• Data for the task
★ ★ ★

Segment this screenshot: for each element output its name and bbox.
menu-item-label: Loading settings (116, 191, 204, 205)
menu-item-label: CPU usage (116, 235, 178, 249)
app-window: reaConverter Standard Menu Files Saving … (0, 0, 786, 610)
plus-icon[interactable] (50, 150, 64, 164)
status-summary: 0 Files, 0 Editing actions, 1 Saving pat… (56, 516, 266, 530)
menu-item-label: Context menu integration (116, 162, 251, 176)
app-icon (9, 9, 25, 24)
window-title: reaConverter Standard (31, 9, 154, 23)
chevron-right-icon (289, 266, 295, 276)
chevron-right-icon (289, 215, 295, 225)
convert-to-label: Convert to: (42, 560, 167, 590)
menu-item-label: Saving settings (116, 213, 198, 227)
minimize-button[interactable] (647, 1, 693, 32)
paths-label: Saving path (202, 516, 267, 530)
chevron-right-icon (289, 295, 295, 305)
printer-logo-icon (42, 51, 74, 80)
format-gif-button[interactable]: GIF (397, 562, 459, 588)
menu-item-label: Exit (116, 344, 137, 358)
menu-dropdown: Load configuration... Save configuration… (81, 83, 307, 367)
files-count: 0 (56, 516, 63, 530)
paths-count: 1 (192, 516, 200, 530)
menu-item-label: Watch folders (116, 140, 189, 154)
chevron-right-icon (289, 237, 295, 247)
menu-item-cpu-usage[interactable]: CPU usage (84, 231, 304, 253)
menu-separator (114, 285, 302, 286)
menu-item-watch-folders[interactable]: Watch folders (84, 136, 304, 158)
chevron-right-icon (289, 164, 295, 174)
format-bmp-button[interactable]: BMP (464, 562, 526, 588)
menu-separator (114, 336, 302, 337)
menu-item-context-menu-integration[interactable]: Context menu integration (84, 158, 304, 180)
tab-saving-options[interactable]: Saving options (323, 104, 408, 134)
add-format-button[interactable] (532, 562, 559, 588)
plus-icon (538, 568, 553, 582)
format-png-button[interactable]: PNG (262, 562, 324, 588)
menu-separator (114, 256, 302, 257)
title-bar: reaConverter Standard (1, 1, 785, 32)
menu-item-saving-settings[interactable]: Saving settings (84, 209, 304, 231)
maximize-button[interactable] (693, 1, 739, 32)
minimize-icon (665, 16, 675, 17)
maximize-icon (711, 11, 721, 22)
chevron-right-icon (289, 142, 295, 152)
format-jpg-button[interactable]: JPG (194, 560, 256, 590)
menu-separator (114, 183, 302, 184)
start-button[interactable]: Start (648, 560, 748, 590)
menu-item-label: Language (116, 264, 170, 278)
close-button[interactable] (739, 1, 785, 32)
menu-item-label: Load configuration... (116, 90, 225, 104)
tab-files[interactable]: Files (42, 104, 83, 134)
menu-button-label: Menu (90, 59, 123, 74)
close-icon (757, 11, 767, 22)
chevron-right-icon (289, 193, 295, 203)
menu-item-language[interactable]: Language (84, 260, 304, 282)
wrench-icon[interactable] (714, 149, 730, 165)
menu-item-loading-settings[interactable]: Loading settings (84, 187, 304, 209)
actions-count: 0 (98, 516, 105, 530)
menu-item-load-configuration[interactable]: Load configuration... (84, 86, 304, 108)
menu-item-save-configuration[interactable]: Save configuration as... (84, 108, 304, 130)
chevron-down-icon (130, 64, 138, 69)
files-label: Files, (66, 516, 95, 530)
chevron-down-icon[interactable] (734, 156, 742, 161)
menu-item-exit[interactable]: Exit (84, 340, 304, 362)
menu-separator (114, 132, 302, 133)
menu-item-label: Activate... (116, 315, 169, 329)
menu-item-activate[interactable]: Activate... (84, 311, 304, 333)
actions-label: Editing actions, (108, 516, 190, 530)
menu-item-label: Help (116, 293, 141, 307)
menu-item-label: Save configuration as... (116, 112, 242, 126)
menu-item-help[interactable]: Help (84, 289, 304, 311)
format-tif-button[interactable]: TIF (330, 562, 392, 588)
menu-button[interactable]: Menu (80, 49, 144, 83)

★ ★ ★

• Objective
Lay out every one of the lines above as a Markdown table with the columns Row and Line, leaving out blank lines.

• Task answer
| Row | Line |
|---|---|
| 1 | Segment this screenshot: for each element output its name and bbox. |
| 2 | menu-item-label: Loading settings (116, 191, 204, 205) |
| 3 | menu-item-label: CPU usage (116, 235, 178, 249) |
| 4 | app-window: reaConverter Standard Menu Files Saving … (0, 0, 786, 610) |
| 5 | plus-icon[interactable] (50, 150, 64, 164) |
| 6 | status-summary: 0 Files, 0 Editing actions, 1 Saving pat… (56, 516, 266, 530) |
| 7 | menu-item-label: Context menu integration (116, 162, 251, 176) |
| 8 | app-icon (9, 9, 25, 24) |
| 9 | window-title: reaConverter Standard (31, 9, 154, 23) |
| 10 | chevron-right-icon (289, 266, 295, 276) |
| 11 | chevron-right-icon (289, 215, 295, 225) |
| 12 | convert-to-label: Convert to: (42, 560, 167, 590) |
| 13 | menu-item-label: Saving settings (116, 213, 198, 227) |
| 14 | minimize-button[interactable] (647, 1, 693, 32) |
| 15 | paths-label: Saving path (202, 516, 267, 530) |
| 16 | chevron-right-icon (289, 295, 295, 305) |
| 17 | printer-logo-icon (42, 51, 74, 80) |
| 18 | format-gif-button[interactable]: GIF (397, 562, 459, 588) |
| 19 | menu-item-label: Exit (116, 344, 137, 358) |
| 20 | menu-dropdown: Load configuration... Save configuration… (81, 83, 307, 367) |
| 21 | files-count: 0 (56, 516, 63, 530) |
| 22 | paths-count: 1 (192, 516, 200, 530) |
| 23 | menu-item-label: Watch folders (116, 140, 189, 154) |
| 24 | chevron-right-icon (289, 237, 295, 247) |
| 25 | menu-item-cpu-usage[interactable]: CPU usage (84, 231, 304, 253) |
| 26 | menu-separator (114, 285, 302, 286) |
| 27 | menu-item-watch-folders[interactable]: Watch folders (84, 136, 304, 158) |
| 28 | chevron-right-icon (289, 164, 295, 174) |
| 29 | format-bmp-button[interactable]: BMP (464, 562, 526, 588) |
| 30 | menu-separator (114, 336, 302, 337) |
| 31 | menu-item-context-menu-integration[interactable]: Context menu integration (84, 158, 304, 180) |
| 32 | tab-saving-options[interactable]: Saving options (323, 104, 408, 134) |
| 33 | add-format-button[interactable] (532, 562, 559, 588) |
| 34 | plus-icon (538, 568, 553, 582) |
| 35 | format-png-button[interactable]: PNG (262, 562, 324, 588) |
| 36 | menu-separator (114, 256, 302, 257) |
| 37 | title-bar: reaConverter Standard (1, 1, 785, 32) |
| 38 | menu-item-saving-settings[interactable]: Saving settings (84, 209, 304, 231) |
| 39 | maximize-button[interactable] (693, 1, 739, 32) |
| 40 | minimize-icon (665, 16, 675, 17) |
| 41 | maximize-icon (711, 11, 721, 22) |
| 42 | chevron-right-icon (289, 142, 295, 152) |
| 43 | format-jpg-button[interactable]: JPG (194, 560, 256, 590) |
| 44 | menu-separator (114, 183, 302, 184) |
| 45 | start-button[interactable]: Start (648, 560, 748, 590) |
| 46 | menu-item-label: Language (116, 264, 170, 278) |
| 47 | close-button[interactable] (739, 1, 785, 32) |
| 48 | menu-item-label: Load configuration... (116, 90, 225, 104) |
| 49 | tab-files[interactable]: Files (42, 104, 83, 134) |
| 50 | menu-button-label: Menu (90, 59, 123, 74) |
| 51 | close-icon (757, 11, 767, 22) |
| 52 | chevron-right-icon (289, 193, 295, 203) |
| 53 | menu-item-language[interactable]: Language (84, 260, 304, 282) |
| 54 | wrench-icon[interactable] (714, 149, 730, 165) |
| 55 | menu-item-loading-settings[interactable]: Loading settings (84, 187, 304, 209) |
| 56 | actions-count: 0 (98, 516, 105, 530) |
| 57 | menu-item-load-configuration[interactable]: Load configuration... (84, 86, 304, 108) |
| 58 | menu-item-save-configuration[interactable]: Save configuration as... (84, 108, 304, 130) |
| 59 | chevron-down-icon (130, 64, 138, 69) |
| 60 | files-label: Files, (66, 516, 95, 530) |
| 61 | chevron-down-icon[interactable] (734, 156, 742, 161) |
| 62 | menu-item-exit[interactable]: Exit (84, 340, 304, 362) |
| 63 | menu-separator (114, 132, 302, 133) |
| 64 | menu-item-label: Activate... (116, 315, 169, 329) |
| 65 | menu-item-activate[interactable]: Activate... (84, 311, 304, 333) |
| 66 | actions-label: Editing actions, (108, 516, 190, 530) |
| 67 | menu-item-label: Help (116, 293, 141, 307) |
| 68 | menu-item-label: Save configuration as... (116, 112, 242, 126) |
| 69 | menu-item-help[interactable]: Help (84, 289, 304, 311) |
| 70 | format-tif-button[interactable]: TIF (330, 562, 392, 588) |
| 71 | menu-button[interactable]: Menu (80, 49, 144, 83) |